Records from a data collection:
┌──

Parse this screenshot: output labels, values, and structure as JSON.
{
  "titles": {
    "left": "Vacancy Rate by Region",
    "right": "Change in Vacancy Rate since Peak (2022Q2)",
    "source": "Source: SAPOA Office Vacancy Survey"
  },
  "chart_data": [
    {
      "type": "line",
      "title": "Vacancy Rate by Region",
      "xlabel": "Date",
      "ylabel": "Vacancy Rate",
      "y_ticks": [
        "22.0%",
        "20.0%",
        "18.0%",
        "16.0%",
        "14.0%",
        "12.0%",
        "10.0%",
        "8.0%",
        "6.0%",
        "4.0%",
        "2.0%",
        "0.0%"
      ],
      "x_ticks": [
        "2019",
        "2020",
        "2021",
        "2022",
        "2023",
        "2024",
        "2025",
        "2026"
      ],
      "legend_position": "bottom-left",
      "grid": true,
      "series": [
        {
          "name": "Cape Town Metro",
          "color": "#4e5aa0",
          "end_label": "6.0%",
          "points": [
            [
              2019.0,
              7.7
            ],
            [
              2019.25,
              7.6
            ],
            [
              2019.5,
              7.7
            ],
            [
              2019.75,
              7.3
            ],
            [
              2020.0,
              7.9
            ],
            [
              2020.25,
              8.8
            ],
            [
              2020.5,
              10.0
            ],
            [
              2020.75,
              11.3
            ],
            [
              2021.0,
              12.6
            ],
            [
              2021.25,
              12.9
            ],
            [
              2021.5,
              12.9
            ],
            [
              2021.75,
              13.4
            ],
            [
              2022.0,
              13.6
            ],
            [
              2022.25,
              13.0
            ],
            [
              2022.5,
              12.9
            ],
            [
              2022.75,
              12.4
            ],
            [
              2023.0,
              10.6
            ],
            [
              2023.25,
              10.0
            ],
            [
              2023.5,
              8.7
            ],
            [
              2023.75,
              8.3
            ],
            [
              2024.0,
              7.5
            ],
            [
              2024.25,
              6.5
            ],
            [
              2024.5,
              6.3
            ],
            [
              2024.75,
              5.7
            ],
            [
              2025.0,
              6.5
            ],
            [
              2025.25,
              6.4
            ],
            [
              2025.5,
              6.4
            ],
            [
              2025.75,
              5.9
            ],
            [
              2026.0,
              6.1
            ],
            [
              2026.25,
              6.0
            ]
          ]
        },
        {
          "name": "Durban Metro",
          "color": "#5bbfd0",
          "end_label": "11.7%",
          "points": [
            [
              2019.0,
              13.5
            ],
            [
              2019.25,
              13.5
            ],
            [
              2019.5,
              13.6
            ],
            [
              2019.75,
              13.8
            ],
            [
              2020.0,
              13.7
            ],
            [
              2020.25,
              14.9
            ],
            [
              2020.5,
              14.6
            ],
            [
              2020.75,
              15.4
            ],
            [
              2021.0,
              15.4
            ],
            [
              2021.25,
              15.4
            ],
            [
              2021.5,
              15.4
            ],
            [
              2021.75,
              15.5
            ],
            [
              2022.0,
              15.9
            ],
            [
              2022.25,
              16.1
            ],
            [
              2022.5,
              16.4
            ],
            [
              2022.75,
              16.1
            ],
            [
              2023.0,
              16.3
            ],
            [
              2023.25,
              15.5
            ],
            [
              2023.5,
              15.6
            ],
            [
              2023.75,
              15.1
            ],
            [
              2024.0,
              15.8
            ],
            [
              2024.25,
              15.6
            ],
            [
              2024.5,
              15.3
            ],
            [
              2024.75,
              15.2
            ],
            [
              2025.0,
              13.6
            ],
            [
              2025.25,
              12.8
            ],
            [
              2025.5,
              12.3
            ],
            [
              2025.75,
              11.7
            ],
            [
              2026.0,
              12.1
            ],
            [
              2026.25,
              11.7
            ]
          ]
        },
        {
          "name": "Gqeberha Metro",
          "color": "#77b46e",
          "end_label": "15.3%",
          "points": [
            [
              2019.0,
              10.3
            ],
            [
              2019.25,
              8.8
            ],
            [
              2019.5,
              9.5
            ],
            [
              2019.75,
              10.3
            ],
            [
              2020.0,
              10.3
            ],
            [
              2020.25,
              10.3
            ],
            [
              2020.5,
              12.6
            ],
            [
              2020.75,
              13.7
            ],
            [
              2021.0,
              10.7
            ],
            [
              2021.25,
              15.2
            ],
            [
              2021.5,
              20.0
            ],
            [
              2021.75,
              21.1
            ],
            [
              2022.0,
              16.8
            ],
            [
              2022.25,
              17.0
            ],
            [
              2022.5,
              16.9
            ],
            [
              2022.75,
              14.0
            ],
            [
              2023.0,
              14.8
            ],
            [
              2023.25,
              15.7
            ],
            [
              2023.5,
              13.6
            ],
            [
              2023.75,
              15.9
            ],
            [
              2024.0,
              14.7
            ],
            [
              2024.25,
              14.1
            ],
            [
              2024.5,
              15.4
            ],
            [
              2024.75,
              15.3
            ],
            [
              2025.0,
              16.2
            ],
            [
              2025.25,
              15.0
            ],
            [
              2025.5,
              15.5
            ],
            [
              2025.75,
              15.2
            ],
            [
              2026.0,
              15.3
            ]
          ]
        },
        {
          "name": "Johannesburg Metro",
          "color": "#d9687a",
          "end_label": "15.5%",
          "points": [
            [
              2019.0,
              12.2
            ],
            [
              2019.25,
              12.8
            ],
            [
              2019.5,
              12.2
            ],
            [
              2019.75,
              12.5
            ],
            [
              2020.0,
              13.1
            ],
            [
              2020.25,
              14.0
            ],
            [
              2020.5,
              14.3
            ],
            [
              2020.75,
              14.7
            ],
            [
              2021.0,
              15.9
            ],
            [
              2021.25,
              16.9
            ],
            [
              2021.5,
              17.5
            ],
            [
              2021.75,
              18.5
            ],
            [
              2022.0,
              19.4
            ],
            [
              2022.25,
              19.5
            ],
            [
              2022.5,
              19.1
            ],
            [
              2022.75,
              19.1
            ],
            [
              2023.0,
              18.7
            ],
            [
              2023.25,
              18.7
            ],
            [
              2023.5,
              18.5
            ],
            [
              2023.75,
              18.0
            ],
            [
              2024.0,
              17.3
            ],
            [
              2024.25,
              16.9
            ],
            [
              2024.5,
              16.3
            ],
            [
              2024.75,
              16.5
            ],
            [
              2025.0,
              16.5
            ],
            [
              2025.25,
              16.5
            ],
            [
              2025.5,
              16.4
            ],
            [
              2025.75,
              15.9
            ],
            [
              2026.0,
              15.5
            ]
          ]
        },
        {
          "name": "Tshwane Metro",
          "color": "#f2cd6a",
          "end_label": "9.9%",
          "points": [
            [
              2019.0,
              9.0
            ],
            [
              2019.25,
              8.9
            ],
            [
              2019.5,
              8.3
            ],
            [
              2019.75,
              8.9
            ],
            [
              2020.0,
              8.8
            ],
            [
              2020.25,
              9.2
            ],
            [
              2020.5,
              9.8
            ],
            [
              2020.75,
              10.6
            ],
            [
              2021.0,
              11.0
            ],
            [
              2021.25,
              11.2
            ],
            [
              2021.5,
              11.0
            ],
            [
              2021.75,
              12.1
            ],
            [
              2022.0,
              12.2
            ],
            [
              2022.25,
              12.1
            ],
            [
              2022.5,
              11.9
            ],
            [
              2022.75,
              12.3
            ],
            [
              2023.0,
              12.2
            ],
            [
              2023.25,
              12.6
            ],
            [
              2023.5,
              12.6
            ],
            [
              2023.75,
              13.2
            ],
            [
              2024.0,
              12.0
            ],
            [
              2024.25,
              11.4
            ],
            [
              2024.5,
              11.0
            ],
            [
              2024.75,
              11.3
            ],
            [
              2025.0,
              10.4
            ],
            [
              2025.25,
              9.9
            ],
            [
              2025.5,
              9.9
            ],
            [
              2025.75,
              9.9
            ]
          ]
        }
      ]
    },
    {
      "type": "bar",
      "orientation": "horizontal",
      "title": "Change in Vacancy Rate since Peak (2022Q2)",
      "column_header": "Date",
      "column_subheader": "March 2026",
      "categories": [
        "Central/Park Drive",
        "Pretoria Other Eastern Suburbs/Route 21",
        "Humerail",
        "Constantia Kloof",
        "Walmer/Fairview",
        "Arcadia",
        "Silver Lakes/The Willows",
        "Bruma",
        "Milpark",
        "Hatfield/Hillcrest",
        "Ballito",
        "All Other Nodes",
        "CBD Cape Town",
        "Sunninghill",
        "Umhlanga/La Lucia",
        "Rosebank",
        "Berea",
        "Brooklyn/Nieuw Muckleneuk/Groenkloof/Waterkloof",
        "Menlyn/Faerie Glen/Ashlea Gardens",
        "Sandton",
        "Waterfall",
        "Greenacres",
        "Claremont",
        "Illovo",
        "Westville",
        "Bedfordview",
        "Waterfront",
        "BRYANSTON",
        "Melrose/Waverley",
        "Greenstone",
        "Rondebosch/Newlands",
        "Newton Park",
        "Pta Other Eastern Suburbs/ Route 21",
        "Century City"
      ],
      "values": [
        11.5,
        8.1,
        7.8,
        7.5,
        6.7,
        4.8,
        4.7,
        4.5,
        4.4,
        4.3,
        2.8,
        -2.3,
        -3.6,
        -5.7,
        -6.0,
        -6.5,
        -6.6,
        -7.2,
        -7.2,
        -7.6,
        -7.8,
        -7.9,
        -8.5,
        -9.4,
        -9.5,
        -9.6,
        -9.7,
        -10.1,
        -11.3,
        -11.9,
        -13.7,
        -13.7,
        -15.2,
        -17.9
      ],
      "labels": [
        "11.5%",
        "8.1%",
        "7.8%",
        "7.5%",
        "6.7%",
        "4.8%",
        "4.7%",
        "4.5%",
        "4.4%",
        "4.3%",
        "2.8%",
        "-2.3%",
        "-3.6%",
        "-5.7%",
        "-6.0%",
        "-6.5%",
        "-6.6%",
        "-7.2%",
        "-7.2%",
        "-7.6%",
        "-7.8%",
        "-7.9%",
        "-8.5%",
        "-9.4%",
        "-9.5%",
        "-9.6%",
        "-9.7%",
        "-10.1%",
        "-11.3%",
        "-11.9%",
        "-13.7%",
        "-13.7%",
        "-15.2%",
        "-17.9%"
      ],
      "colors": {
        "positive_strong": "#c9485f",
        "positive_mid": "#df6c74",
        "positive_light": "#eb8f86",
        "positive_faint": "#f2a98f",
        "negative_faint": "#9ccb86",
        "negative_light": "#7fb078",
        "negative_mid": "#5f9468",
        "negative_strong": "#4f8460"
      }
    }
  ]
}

└──

__TASK TO CARRY OUT__: Select the lines that carry the string "Other" and copy them.

__SOLUTION TO THIS PROBLEM__:
        "Pretoria Other Eastern Suburbs/Route 21",
        "All Other Nodes",
        "Pta Other Eastern Suburbs/ Route 21",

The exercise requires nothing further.